• Available records:
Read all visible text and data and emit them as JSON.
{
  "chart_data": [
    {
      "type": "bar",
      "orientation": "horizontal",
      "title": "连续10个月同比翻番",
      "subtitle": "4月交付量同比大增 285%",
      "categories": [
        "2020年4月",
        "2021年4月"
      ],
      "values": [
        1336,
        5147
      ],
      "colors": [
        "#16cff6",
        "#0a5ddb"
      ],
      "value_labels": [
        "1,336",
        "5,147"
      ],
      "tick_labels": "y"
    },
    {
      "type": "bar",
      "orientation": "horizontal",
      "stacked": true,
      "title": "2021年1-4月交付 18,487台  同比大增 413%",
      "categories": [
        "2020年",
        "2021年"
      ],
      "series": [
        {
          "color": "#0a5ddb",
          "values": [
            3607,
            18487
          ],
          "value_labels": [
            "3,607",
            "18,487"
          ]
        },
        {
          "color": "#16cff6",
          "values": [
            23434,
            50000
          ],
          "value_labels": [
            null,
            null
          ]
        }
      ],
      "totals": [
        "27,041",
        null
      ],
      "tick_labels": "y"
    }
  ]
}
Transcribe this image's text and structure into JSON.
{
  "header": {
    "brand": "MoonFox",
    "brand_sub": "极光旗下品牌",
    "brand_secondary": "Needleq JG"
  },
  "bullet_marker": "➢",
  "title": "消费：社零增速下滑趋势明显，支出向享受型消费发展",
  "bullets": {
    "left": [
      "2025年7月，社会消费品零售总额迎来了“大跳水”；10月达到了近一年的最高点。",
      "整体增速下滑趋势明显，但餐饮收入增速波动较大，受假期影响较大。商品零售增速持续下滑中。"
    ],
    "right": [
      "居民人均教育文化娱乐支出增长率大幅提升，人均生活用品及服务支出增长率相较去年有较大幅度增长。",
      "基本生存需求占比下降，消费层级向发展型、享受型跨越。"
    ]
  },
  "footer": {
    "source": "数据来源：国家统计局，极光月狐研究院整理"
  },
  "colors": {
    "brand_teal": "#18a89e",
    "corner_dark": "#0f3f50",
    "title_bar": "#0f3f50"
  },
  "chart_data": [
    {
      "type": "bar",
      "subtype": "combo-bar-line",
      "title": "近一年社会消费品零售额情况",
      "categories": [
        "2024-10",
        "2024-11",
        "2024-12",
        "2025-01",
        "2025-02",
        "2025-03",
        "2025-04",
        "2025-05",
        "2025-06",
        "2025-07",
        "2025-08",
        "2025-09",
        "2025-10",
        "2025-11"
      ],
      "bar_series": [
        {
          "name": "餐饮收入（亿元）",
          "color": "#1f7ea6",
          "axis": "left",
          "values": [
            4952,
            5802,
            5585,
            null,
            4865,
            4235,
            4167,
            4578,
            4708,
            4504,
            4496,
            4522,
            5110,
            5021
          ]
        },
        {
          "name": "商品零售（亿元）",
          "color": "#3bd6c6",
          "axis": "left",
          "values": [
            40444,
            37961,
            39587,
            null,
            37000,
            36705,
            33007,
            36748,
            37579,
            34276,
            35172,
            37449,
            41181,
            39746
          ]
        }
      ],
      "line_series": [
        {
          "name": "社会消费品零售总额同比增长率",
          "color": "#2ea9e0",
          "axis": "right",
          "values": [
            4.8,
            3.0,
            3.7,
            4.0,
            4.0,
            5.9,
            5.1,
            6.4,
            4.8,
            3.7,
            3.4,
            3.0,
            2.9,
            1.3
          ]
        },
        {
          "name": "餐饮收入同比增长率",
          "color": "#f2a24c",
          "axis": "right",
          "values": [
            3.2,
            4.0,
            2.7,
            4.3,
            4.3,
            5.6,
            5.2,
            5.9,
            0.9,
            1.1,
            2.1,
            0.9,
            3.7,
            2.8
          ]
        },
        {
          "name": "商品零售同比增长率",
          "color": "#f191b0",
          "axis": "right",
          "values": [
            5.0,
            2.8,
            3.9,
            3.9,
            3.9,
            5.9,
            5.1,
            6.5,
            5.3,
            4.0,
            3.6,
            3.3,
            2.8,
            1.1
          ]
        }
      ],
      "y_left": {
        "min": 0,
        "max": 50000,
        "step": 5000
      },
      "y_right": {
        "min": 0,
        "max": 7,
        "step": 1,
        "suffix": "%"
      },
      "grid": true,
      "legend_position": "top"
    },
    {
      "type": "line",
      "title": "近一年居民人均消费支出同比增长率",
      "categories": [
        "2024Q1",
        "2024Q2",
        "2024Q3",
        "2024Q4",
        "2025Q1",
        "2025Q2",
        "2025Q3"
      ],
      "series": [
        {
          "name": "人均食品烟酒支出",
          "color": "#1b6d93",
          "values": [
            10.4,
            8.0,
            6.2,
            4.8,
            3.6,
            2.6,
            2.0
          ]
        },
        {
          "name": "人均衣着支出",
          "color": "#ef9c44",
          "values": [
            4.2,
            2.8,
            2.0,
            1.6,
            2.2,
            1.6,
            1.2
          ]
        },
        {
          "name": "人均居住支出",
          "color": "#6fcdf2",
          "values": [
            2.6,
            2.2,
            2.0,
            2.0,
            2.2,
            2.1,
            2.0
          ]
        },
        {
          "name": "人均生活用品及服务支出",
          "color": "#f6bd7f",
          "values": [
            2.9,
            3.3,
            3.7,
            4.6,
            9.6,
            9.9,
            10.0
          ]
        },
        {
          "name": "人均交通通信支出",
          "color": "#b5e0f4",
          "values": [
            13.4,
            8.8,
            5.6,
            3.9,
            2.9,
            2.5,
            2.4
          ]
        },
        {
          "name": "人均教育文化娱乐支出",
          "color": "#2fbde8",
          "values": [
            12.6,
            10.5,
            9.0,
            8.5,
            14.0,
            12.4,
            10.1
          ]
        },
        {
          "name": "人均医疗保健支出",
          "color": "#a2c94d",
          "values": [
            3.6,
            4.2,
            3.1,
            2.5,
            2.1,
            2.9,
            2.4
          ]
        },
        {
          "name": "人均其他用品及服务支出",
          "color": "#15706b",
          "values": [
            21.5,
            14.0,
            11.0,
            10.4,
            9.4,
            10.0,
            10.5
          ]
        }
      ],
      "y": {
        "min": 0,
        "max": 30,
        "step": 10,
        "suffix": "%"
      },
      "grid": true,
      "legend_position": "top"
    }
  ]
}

• Stated task:
Using the listing, collect all lines in which the string "JSON" is found.

• Solution below:
Read all visible text and data and emit them as JSON.
Transcribe this image's text and structure into JSON.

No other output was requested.